Report how many lines contain "affected". Give the number and nothing else.

Data records:
════════
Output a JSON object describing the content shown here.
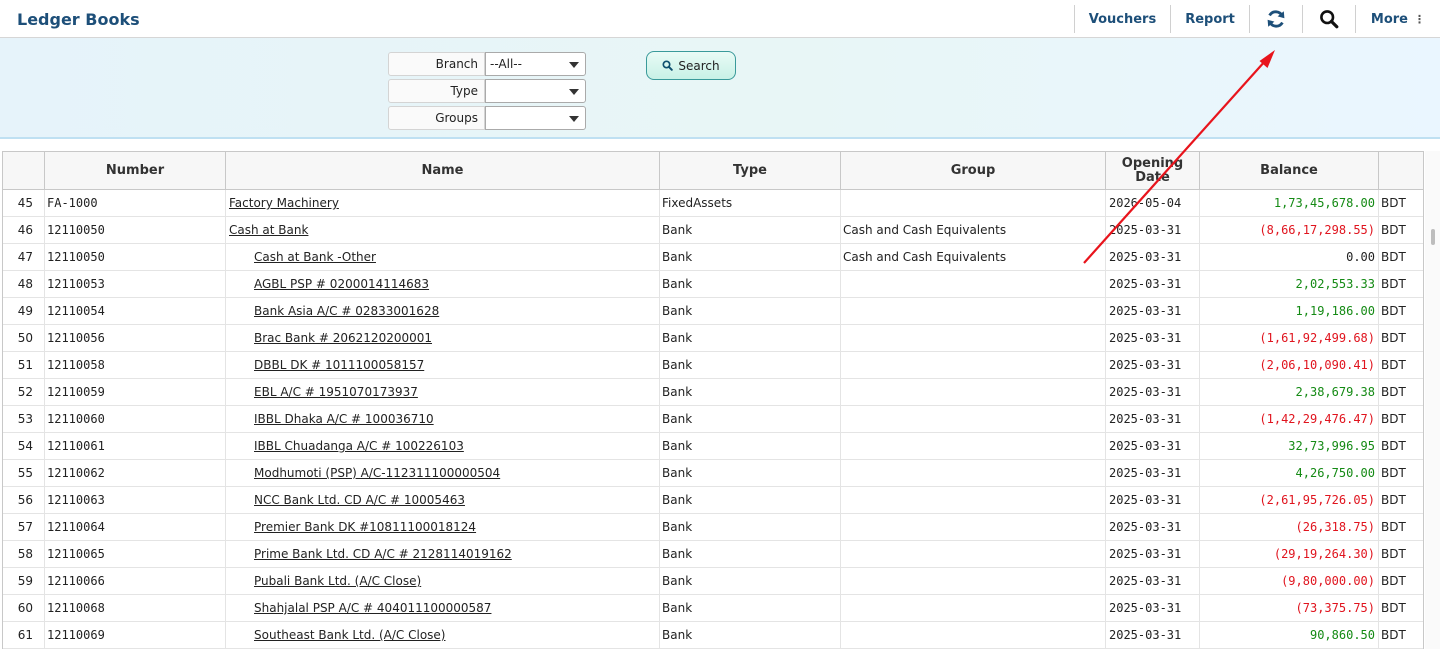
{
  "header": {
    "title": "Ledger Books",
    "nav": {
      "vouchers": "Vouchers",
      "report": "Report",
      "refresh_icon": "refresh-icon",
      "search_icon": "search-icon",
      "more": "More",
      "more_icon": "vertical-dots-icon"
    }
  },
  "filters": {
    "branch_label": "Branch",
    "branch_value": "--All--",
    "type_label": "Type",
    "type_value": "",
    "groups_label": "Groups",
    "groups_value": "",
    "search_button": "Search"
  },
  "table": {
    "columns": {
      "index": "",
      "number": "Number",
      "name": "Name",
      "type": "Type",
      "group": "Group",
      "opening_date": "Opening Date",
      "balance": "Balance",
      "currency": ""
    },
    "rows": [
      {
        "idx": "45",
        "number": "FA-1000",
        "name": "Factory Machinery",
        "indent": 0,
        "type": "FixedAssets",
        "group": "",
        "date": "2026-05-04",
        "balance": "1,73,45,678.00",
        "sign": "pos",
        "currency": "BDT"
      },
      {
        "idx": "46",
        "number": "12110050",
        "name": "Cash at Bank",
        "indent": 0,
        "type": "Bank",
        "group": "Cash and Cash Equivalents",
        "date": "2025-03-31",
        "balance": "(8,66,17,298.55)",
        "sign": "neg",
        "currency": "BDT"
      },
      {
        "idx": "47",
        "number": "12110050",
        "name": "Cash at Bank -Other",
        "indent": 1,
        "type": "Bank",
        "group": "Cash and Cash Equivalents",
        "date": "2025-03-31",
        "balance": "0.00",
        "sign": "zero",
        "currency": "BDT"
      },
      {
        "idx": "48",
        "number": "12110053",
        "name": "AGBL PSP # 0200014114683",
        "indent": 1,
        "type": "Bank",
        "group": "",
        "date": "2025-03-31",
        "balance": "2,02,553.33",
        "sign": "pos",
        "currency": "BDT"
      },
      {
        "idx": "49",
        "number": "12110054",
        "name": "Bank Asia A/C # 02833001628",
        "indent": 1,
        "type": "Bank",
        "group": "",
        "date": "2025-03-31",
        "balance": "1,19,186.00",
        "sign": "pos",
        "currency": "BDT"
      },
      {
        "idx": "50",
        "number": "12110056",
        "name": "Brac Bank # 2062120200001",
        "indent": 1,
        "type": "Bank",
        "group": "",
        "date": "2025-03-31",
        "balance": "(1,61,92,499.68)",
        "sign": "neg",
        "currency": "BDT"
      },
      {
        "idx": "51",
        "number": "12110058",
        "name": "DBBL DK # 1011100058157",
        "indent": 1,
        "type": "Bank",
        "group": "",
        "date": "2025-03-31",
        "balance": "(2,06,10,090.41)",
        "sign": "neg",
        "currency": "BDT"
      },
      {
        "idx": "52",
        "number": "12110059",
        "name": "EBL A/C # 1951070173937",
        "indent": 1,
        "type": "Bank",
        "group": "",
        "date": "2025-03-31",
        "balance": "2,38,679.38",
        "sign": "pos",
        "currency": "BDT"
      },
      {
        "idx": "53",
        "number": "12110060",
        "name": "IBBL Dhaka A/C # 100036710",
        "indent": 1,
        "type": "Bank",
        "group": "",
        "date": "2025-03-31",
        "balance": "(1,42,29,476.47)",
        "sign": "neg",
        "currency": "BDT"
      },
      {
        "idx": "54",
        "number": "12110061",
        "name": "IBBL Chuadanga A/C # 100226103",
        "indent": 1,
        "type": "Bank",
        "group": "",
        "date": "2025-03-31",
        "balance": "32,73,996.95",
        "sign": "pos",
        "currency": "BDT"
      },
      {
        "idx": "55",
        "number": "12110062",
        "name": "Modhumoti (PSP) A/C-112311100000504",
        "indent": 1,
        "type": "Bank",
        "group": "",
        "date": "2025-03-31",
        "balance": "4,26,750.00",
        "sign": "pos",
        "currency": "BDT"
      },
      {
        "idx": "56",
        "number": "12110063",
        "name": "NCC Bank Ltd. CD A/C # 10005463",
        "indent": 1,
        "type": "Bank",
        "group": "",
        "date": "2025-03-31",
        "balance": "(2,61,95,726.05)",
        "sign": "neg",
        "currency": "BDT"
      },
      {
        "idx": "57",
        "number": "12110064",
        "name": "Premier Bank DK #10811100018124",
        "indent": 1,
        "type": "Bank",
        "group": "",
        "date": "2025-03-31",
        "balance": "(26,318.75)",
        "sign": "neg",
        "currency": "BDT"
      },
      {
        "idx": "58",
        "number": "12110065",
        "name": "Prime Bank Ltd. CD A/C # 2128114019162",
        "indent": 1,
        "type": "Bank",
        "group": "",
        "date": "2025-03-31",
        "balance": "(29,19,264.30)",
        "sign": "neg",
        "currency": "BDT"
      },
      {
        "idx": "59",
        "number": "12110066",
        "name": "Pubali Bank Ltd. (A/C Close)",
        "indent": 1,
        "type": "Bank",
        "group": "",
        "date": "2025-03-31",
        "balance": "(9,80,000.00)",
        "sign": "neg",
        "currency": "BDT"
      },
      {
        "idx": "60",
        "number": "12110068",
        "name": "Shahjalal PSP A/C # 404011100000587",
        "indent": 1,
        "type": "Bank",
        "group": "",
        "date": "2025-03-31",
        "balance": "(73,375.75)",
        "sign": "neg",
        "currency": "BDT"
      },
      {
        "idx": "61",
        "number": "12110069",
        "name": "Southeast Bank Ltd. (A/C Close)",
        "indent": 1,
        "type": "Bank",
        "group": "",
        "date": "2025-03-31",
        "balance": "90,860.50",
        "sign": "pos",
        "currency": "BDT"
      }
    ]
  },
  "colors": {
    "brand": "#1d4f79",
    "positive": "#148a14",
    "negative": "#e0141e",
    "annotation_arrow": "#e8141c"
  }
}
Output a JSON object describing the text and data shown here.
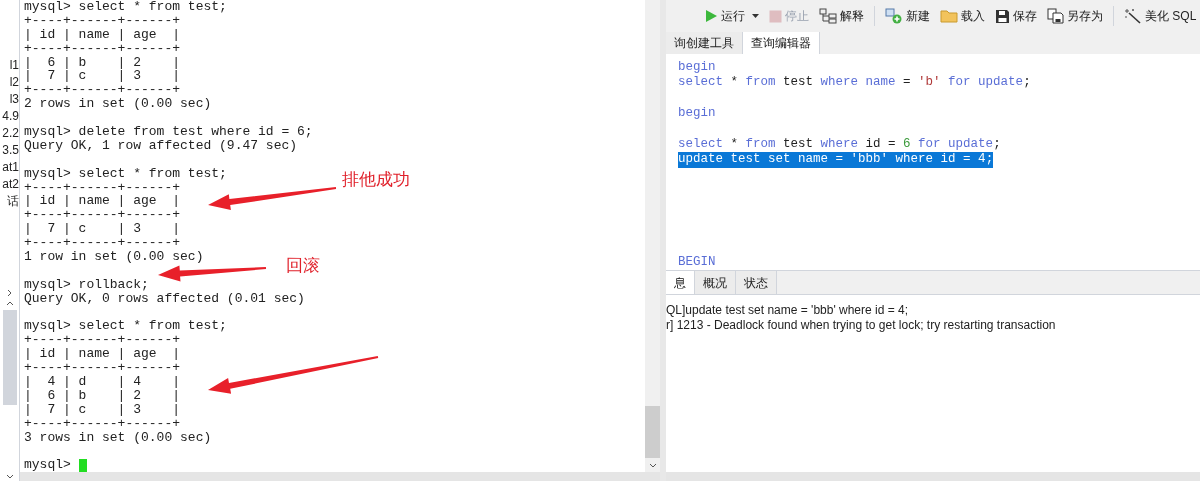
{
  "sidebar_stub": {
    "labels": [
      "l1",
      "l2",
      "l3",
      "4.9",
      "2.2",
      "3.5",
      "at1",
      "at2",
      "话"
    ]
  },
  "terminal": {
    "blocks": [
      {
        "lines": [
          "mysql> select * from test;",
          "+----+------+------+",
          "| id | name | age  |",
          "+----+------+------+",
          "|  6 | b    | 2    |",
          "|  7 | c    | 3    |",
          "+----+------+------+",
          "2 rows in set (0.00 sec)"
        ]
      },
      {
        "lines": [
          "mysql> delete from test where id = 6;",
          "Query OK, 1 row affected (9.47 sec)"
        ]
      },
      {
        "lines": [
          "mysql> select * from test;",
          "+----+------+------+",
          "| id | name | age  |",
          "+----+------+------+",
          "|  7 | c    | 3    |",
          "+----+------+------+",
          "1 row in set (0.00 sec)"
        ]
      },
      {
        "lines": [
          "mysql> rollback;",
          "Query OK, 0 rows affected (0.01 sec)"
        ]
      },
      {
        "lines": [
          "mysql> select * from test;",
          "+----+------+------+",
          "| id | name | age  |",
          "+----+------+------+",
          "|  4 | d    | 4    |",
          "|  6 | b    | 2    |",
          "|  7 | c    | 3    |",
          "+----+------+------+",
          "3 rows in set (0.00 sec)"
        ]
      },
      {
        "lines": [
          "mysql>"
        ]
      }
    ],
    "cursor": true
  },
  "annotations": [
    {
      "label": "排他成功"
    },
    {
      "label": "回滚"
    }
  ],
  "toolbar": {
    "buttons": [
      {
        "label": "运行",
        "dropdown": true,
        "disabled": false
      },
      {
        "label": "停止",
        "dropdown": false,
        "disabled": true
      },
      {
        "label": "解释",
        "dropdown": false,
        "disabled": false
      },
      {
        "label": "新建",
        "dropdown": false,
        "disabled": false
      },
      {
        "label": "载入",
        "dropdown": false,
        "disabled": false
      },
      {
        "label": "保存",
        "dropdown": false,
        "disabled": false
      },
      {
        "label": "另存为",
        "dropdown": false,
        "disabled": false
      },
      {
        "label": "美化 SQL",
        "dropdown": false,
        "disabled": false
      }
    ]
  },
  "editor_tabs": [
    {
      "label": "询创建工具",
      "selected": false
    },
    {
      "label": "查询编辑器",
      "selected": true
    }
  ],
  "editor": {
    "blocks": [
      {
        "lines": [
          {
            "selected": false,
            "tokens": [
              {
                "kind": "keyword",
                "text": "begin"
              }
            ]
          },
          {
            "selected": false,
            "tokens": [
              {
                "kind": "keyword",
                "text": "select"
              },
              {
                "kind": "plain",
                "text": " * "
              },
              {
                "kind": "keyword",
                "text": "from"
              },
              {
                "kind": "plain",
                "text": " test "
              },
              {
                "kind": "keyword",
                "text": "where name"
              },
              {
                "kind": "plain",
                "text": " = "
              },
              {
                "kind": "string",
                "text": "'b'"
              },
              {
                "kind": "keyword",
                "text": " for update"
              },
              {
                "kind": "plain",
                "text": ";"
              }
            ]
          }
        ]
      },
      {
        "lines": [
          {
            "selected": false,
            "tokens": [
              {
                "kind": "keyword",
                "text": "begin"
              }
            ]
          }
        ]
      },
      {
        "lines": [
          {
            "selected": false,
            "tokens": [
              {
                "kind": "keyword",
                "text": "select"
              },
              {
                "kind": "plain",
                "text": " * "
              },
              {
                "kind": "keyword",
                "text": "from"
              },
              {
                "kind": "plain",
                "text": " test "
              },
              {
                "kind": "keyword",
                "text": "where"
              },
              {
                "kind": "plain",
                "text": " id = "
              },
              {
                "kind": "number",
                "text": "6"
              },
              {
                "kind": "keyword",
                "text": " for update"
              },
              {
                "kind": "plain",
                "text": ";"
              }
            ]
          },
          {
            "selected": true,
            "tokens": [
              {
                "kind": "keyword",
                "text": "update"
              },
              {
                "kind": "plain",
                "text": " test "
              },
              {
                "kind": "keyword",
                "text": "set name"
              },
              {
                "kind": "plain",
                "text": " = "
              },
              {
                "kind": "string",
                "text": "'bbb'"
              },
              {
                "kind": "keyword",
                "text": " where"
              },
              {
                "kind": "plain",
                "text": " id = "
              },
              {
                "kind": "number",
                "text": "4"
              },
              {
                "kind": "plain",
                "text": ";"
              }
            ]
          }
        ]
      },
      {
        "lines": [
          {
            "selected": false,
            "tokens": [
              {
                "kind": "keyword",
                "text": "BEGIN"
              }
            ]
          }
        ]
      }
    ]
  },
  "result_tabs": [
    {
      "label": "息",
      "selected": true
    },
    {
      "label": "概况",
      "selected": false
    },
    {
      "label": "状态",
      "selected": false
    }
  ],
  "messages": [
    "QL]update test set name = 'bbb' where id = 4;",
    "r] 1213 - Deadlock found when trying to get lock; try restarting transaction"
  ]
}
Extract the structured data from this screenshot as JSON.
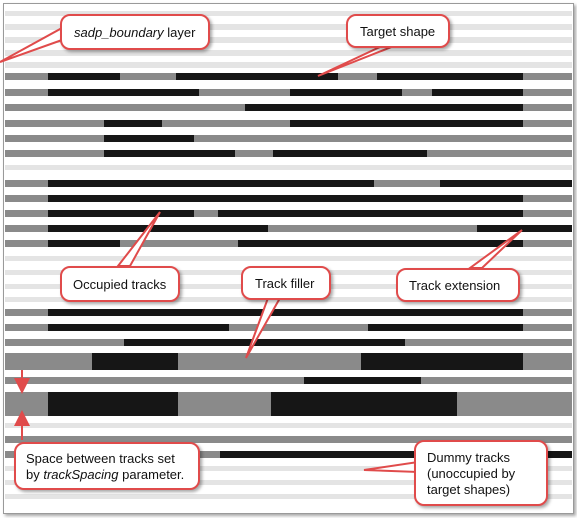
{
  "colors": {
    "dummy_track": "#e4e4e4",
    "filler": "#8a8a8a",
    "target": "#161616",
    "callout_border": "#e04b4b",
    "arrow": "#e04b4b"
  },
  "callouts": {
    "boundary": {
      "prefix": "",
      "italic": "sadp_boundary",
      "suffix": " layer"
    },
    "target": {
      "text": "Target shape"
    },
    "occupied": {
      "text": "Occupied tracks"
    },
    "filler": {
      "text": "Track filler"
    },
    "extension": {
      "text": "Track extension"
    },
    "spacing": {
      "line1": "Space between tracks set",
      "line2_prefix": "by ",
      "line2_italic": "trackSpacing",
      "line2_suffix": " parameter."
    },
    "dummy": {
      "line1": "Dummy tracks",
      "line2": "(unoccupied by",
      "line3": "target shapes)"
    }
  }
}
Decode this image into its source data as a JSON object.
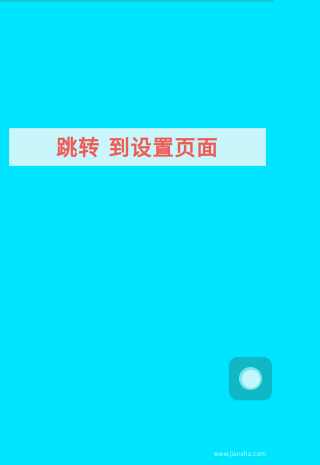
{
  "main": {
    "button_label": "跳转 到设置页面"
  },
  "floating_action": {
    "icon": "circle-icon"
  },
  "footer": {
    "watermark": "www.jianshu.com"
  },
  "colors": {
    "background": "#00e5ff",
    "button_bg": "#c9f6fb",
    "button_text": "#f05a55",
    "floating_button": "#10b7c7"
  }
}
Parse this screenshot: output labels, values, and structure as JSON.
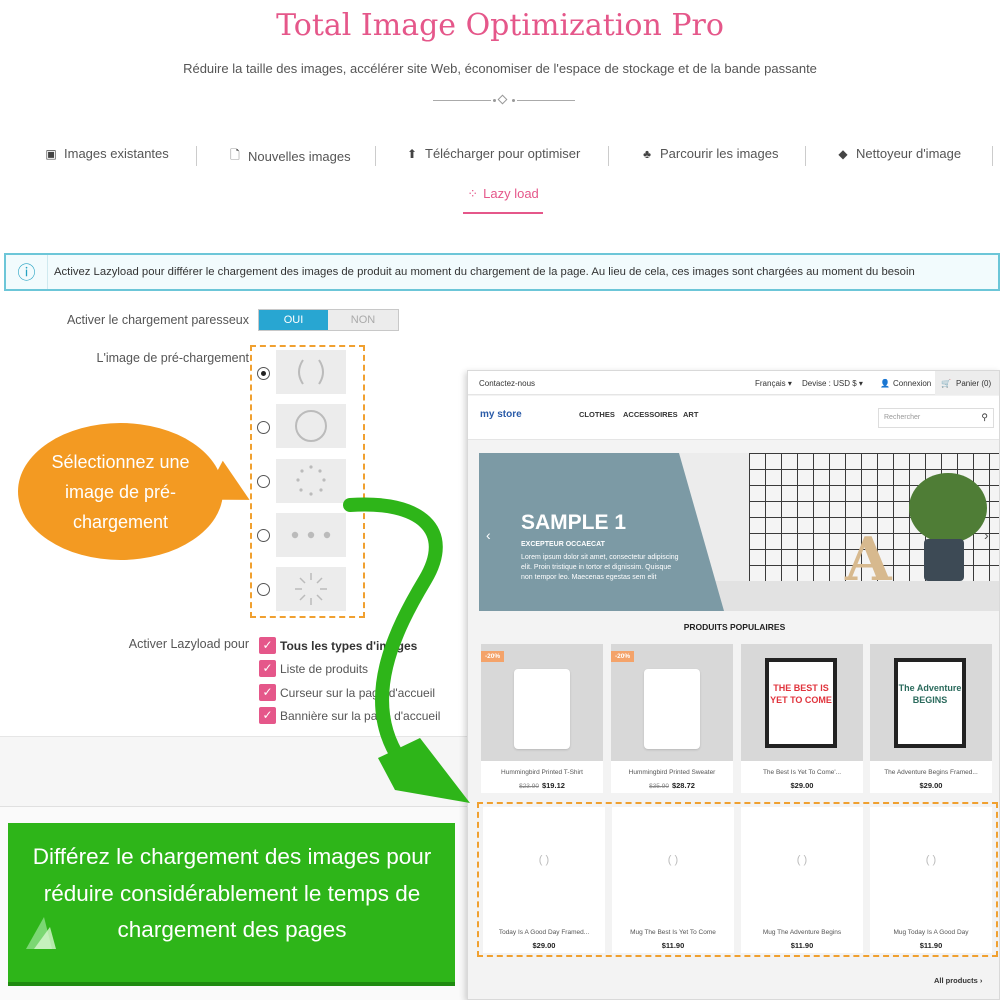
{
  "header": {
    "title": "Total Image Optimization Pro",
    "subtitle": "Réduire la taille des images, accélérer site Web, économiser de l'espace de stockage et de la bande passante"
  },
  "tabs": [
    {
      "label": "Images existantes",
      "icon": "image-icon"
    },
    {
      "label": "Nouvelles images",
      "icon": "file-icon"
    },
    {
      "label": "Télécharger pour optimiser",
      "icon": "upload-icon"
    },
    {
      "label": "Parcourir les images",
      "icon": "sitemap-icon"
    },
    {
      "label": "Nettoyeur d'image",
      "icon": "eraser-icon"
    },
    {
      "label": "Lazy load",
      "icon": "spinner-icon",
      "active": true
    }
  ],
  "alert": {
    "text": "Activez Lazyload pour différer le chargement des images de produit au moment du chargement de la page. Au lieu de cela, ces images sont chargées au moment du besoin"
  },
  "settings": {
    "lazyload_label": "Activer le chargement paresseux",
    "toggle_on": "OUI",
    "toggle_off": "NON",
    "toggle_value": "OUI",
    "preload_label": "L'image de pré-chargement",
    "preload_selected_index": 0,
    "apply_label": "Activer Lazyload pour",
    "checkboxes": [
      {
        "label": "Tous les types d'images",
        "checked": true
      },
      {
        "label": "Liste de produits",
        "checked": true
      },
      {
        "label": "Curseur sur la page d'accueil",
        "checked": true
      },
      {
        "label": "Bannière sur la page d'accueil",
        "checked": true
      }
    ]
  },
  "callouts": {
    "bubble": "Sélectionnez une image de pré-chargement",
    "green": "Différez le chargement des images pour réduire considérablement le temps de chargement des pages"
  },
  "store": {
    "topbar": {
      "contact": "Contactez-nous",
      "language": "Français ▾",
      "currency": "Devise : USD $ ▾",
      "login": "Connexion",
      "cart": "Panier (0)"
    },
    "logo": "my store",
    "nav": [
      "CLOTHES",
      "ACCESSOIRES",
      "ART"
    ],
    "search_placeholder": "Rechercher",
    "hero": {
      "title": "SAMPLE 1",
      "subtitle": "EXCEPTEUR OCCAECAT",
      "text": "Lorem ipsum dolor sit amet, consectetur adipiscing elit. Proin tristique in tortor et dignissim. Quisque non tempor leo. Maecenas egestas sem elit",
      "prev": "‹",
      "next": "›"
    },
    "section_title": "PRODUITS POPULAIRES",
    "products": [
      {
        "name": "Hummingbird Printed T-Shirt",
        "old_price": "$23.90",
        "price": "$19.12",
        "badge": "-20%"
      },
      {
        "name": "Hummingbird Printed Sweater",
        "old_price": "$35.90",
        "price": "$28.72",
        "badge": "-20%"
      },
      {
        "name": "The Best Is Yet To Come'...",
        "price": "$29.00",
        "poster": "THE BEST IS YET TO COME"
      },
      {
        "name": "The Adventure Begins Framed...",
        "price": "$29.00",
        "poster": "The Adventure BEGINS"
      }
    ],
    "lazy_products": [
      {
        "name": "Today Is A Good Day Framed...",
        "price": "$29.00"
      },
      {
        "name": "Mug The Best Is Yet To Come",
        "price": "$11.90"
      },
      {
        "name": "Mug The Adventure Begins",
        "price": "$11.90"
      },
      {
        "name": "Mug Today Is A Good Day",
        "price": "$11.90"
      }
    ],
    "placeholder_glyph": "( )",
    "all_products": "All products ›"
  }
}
════════
Exercise result:
2